=== Data lines ===
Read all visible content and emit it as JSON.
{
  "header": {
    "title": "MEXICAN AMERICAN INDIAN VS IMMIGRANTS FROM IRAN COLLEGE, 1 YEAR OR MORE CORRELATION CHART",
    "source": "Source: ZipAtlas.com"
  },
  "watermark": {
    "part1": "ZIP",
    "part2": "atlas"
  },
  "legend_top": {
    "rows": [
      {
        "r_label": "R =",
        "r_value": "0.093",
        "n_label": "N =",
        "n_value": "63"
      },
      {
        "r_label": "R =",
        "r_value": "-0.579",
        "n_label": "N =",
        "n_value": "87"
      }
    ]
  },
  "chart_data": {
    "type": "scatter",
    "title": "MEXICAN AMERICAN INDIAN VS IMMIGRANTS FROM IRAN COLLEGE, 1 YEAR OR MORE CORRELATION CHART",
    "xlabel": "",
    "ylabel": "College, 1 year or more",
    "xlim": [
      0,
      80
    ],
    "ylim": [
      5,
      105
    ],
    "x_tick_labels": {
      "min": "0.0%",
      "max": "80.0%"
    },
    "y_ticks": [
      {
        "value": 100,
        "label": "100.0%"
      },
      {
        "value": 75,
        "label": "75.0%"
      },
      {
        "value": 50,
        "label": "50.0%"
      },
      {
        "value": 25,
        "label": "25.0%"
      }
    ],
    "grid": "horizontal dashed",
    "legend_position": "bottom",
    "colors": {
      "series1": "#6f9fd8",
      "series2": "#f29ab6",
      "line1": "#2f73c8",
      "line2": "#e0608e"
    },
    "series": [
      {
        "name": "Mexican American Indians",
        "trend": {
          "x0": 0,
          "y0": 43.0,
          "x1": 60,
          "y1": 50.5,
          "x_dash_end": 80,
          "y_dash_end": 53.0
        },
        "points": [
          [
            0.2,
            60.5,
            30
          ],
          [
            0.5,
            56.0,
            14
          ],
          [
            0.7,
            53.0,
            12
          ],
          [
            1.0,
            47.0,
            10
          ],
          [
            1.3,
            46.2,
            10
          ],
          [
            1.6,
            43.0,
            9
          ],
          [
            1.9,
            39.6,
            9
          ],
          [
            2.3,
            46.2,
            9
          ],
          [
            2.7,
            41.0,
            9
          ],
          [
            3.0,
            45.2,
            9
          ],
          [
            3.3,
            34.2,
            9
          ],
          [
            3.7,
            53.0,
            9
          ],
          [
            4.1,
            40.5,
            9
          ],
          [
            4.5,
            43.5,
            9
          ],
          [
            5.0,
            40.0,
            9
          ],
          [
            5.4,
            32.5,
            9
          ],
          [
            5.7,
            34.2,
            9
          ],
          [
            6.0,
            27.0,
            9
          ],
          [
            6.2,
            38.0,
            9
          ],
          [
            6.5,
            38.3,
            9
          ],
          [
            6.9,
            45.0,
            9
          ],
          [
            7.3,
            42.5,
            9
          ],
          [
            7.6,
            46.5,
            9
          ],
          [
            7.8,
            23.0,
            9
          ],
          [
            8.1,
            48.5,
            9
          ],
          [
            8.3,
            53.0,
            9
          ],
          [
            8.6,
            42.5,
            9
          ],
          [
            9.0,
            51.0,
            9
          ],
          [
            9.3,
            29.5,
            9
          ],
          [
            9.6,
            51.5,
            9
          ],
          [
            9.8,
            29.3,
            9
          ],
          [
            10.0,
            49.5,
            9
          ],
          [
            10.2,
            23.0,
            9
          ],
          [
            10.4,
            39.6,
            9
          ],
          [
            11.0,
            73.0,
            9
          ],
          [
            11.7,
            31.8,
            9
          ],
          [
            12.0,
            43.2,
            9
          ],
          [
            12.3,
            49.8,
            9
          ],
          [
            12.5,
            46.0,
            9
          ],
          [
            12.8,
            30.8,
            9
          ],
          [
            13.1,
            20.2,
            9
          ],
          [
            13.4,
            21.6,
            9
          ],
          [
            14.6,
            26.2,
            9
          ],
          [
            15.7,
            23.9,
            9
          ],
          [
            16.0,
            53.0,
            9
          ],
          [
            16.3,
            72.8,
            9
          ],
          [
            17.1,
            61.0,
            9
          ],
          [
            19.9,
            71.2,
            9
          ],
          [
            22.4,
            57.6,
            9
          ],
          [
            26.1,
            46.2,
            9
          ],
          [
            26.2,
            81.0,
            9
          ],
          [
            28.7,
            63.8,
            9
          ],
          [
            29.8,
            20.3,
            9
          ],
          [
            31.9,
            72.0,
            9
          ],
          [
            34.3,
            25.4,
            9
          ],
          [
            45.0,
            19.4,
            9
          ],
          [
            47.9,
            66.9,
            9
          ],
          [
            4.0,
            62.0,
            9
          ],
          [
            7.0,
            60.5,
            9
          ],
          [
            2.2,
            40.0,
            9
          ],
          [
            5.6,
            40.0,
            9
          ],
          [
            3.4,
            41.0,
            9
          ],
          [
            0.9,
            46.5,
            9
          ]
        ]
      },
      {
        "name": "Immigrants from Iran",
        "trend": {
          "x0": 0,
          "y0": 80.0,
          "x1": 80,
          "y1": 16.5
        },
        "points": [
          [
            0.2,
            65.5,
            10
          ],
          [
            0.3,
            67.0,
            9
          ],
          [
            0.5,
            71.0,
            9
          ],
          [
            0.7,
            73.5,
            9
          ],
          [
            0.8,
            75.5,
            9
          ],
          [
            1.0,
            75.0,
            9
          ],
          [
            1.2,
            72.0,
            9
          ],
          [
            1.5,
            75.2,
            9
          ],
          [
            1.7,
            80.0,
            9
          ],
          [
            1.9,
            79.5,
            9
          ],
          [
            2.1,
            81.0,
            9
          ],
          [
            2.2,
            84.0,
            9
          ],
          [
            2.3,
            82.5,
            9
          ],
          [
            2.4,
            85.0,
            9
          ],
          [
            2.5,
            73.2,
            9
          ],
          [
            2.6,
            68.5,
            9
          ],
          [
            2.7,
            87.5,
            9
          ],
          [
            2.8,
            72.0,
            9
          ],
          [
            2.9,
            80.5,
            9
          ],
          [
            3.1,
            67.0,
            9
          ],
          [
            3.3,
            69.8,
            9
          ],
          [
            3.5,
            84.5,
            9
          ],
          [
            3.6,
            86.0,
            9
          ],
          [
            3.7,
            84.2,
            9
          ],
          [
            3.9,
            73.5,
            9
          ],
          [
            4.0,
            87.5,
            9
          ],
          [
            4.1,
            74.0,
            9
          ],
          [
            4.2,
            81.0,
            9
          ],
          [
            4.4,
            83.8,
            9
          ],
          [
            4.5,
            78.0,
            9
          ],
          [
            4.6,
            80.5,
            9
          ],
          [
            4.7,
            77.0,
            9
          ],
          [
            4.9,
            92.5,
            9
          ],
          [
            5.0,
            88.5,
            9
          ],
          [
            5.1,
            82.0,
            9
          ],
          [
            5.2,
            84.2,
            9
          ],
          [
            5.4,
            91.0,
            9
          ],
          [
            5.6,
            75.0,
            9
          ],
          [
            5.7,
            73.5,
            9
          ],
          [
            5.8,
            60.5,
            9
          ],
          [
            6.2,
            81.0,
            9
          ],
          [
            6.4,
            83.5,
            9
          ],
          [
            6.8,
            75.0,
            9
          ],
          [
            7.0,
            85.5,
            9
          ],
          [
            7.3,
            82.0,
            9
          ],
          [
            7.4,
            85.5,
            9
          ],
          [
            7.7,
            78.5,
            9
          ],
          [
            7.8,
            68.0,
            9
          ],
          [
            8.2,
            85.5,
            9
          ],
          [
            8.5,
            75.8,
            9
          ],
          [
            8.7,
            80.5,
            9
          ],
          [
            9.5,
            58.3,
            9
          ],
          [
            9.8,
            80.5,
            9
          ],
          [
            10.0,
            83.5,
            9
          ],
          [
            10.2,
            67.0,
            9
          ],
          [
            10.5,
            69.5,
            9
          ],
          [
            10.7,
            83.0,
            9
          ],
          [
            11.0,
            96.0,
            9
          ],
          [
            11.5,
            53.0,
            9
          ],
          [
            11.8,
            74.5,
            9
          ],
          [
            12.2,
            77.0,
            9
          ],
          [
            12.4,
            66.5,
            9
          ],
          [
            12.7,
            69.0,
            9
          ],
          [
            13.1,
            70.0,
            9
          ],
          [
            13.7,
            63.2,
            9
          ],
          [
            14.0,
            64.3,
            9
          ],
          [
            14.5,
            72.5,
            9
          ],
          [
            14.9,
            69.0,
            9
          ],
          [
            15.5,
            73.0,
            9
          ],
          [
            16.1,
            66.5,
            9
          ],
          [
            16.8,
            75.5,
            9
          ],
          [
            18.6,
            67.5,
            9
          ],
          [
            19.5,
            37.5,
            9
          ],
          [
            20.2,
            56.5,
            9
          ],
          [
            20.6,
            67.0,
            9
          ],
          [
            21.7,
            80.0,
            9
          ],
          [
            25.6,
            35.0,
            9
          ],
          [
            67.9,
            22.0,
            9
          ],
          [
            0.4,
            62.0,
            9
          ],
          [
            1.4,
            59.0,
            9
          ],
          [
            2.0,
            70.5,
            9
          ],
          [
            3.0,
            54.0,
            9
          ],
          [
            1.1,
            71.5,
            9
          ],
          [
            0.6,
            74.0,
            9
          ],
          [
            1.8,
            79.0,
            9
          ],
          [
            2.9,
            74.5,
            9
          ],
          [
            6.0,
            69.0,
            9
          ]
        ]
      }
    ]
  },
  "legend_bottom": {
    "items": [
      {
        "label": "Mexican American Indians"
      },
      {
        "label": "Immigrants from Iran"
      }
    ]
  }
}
===
■ Exercise requirements ■
Only the number is wanted: how many lines in the preceding entries hold the string "name"?

■ Answer in full ■
2